Task goal:
Filter the listing and keep only the lines with the word "развития".

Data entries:
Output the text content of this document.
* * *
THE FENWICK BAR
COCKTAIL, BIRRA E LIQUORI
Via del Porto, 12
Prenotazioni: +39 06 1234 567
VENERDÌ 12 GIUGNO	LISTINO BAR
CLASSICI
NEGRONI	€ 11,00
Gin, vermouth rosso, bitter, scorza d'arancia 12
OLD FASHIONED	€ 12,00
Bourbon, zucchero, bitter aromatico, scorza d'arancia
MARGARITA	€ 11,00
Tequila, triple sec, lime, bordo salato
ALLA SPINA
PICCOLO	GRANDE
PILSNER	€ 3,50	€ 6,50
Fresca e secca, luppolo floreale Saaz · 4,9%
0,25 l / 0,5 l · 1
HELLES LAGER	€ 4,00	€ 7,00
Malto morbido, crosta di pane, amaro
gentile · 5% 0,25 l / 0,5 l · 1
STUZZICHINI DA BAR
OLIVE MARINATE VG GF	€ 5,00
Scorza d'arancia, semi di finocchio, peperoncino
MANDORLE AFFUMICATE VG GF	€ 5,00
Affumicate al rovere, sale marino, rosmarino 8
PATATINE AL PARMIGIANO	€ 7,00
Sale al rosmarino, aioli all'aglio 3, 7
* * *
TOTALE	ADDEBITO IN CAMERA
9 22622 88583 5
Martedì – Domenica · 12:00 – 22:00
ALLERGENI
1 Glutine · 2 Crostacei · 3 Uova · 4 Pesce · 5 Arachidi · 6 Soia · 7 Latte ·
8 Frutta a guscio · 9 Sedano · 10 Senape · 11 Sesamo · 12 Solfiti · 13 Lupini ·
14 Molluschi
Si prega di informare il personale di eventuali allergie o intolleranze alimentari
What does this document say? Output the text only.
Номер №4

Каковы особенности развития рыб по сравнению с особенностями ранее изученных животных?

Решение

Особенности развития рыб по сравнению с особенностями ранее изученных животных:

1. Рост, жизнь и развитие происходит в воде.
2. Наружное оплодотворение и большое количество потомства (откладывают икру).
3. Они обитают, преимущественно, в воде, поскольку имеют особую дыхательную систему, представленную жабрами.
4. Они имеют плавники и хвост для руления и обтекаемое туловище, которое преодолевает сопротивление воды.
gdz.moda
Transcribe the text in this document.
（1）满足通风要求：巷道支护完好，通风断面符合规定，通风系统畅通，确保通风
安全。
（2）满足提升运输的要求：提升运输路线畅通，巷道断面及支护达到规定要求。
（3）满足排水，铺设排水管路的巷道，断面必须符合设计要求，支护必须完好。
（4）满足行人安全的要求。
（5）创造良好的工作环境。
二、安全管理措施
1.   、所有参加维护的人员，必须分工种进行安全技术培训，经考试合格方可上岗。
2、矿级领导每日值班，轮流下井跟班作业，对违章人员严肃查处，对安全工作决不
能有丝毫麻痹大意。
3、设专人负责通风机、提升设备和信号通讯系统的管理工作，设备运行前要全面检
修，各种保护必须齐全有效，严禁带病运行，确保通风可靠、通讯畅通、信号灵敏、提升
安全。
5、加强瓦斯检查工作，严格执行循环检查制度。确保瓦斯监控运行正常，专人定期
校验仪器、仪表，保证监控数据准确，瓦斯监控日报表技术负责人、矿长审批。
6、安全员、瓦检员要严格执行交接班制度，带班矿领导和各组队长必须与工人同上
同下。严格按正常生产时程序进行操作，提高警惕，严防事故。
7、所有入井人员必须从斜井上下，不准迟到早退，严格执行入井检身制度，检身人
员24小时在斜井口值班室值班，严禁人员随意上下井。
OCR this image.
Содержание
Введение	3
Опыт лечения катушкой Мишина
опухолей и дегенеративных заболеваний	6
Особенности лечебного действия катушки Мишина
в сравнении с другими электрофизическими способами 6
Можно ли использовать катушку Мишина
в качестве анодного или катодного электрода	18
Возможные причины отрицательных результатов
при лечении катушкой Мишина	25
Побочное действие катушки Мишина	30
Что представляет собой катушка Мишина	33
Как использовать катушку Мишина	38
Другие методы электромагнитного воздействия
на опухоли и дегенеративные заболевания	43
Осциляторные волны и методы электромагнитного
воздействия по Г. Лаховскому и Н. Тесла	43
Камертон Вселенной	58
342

Response to this task:
Каковы особенности развития рыб по сравнению с особенностями ранее изученных животных?
Особенности развития рыб по сравнению с особенностями ранее изученных животных:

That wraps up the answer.